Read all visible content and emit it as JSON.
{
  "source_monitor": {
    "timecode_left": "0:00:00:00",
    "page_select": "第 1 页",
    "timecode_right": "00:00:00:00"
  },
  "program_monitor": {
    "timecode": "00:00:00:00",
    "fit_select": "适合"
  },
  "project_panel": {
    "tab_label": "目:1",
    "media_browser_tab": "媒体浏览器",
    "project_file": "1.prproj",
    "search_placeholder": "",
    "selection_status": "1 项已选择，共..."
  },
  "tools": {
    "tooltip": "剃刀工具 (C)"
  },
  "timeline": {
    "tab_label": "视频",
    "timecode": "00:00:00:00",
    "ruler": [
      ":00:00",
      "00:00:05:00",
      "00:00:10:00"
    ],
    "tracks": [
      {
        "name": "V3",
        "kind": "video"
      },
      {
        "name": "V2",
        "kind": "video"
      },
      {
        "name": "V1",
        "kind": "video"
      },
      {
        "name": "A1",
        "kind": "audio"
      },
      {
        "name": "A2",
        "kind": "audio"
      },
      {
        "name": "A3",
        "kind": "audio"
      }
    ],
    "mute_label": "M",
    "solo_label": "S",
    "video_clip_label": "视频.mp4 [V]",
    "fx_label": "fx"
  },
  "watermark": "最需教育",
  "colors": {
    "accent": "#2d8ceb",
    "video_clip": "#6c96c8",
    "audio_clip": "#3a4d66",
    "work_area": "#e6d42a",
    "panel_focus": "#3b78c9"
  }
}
++++++++
Short problem: From the listing above, reproduce all the lines exactly.

Solution below:
Read all visible content and emit it as JSON.
{
  "source_monitor": {
    "timecode_left": "0:00:00:00",
    "page_select": "第 1 页",
    "timecode_right": "00:00:00:00"
  },
  "program_monitor": {
    "timecode": "00:00:00:00",
    "fit_select": "适合"
  },
  "project_panel": {
    "tab_label": "目:1",
    "media_browser_tab": "媒体浏览器",
    "project_file": "1.prproj",
    "search_placeholder": "",
    "selection_status": "1 项已选择，共..."
  },
  "tools": {
    "tooltip": "剃刀工具 (C)"
  },
  "timeline": {
    "tab_label": "视频",
    "timecode": "00:00:00:00",
    "ruler": [
      ":00:00",
      "00:00:05:00",
      "00:00:10:00"
    ],
    "tracks": [
      {
        "name": "V3",
        "kind": "video"
      },
      {
        "name": "V2",
        "kind": "video"
      },
      {
        "name": "V1",
        "kind": "video"
      },
      {
        "name": "A1",
        "kind": "audio"
      },
      {
        "name": "A2",
        "kind": "audio"
      },
      {
        "name": "A3",
        "kind": "audio"
      }
    ],
    "mute_label": "M",
    "solo_label": "S",
    "video_clip_label": "视频.mp4 [V]",
    "fx_label": "fx"
  },
  "watermark": "最需教育",
  "colors": {
    "accent": "#2d8ceb",
    "video_clip": "#6c96c8",
    "audio_clip": "#3a4d66",
    "work_area": "#e6d42a",
    "panel_focus": "#3b78c9"
  }
}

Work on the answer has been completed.